Collected data:

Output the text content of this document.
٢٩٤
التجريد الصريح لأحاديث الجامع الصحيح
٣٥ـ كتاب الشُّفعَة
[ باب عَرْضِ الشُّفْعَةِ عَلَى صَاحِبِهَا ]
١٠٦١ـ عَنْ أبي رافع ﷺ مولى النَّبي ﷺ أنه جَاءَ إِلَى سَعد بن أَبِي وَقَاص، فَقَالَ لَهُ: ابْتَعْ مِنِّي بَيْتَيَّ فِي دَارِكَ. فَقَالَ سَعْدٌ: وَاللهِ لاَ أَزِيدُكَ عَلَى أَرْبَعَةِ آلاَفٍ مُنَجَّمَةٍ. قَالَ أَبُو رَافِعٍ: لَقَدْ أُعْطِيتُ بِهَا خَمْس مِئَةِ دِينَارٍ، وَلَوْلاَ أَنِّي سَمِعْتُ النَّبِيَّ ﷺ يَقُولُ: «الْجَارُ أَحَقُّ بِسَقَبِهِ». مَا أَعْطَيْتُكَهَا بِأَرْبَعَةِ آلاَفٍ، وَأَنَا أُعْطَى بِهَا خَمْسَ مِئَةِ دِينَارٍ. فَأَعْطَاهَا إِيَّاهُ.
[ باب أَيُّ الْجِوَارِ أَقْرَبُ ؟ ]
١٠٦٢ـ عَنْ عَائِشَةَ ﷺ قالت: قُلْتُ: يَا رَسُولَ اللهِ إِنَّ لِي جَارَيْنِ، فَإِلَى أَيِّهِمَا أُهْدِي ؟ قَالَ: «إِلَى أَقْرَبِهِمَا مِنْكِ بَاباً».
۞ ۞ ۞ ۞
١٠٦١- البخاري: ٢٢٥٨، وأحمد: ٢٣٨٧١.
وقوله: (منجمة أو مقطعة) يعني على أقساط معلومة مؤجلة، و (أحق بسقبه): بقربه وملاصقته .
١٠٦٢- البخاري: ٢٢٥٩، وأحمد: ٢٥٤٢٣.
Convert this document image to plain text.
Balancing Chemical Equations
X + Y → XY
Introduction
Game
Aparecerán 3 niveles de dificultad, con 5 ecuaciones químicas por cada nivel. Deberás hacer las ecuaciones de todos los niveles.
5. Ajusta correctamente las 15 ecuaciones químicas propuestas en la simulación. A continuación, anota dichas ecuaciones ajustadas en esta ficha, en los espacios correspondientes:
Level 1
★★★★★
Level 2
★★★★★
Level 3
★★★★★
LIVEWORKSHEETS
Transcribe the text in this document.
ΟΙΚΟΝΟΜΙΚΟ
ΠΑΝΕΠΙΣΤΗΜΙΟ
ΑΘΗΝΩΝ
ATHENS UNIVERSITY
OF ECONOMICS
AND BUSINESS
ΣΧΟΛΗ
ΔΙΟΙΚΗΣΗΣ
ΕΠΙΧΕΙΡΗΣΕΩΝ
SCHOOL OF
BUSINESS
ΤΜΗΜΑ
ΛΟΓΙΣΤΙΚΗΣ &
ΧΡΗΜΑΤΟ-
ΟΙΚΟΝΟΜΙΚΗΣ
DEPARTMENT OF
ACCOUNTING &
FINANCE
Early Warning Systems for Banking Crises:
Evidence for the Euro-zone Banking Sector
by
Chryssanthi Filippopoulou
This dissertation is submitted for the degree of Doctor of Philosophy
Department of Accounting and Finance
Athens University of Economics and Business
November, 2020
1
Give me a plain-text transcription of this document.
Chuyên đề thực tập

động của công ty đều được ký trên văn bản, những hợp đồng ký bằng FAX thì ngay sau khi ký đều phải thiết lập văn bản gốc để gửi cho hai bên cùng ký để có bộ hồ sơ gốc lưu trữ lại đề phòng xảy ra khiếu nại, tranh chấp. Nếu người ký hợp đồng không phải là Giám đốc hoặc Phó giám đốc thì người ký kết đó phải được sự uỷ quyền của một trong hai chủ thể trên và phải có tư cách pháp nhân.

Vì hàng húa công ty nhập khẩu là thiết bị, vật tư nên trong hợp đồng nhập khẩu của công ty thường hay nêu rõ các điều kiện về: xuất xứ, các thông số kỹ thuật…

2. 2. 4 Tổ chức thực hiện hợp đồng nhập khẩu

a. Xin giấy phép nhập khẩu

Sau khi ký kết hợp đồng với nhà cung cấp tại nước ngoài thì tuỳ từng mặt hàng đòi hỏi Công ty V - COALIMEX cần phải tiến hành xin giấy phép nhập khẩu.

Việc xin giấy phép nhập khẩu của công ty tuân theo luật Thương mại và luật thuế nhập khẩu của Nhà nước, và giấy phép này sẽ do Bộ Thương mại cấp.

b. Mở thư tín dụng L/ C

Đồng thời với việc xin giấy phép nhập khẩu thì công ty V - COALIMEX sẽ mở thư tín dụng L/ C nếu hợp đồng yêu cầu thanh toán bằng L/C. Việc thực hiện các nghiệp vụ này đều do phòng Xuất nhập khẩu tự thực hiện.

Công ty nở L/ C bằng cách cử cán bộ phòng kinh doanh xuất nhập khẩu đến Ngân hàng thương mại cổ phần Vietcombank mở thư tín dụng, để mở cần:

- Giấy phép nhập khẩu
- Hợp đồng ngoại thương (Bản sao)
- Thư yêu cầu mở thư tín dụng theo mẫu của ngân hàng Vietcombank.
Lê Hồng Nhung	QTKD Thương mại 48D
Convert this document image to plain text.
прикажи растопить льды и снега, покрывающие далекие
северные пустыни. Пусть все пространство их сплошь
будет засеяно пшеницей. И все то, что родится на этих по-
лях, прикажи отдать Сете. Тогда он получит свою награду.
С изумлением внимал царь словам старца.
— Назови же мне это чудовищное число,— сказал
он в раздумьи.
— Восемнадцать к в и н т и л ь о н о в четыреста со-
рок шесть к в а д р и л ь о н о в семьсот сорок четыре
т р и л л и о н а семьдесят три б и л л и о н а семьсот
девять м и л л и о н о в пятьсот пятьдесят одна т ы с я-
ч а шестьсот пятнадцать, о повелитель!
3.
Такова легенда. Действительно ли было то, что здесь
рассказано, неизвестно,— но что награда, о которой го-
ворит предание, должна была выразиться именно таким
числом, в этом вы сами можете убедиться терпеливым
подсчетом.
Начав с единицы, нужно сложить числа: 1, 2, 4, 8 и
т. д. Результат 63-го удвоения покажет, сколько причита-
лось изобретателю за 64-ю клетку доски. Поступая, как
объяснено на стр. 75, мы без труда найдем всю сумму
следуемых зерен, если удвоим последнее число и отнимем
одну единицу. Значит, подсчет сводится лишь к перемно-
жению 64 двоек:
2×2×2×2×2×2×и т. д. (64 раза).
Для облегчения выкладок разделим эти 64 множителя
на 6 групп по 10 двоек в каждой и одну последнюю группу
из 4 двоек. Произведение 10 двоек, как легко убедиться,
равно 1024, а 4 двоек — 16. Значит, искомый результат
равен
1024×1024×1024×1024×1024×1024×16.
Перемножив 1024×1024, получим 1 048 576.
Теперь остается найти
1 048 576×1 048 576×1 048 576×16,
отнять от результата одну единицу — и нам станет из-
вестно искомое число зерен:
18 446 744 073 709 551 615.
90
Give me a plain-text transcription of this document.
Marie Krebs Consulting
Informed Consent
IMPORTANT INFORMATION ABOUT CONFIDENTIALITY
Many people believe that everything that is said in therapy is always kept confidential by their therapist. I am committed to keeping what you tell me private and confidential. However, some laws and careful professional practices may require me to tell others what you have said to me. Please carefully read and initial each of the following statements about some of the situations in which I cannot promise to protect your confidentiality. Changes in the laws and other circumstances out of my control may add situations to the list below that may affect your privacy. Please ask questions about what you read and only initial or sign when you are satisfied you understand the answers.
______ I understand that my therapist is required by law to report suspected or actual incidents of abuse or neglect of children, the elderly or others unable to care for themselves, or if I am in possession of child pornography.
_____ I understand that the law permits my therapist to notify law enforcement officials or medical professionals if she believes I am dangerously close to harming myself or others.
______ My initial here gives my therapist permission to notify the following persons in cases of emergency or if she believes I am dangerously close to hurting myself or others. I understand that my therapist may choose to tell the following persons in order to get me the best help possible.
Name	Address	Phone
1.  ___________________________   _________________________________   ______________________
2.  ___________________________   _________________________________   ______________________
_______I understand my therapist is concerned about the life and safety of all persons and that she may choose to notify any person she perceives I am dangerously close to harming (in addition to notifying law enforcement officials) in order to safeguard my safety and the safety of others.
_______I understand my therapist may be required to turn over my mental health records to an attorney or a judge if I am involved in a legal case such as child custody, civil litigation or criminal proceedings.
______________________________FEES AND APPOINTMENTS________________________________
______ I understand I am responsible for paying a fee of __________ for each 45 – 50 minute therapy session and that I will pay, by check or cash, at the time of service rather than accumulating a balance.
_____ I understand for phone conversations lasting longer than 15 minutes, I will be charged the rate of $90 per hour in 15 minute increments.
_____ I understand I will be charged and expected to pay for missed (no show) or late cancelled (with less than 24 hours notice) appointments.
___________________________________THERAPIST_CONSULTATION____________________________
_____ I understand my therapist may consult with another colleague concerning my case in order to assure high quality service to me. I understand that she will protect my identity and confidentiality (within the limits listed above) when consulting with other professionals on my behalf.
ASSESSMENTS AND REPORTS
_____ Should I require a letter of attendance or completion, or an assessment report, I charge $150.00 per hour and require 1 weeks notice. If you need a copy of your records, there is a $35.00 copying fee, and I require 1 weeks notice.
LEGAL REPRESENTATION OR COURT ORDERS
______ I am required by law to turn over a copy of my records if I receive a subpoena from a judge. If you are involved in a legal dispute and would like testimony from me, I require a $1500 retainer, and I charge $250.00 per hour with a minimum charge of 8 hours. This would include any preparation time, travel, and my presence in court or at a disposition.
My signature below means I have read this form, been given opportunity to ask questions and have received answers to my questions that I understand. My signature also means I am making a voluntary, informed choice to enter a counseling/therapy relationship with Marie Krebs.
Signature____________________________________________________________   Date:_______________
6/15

YOUR INSTRUCTIONS:
In the records above, find each line with the word "Krebs" and copy it.

WRITTEN ANSWER:
Marie Krebs Consulting
My signature below means I have read this form, been given opportunity to ask questions and have received answers to my questions that I understand. My signature also means I am making a voluntary, informed choice to enter a counseling/therapy relationship with Marie Krebs.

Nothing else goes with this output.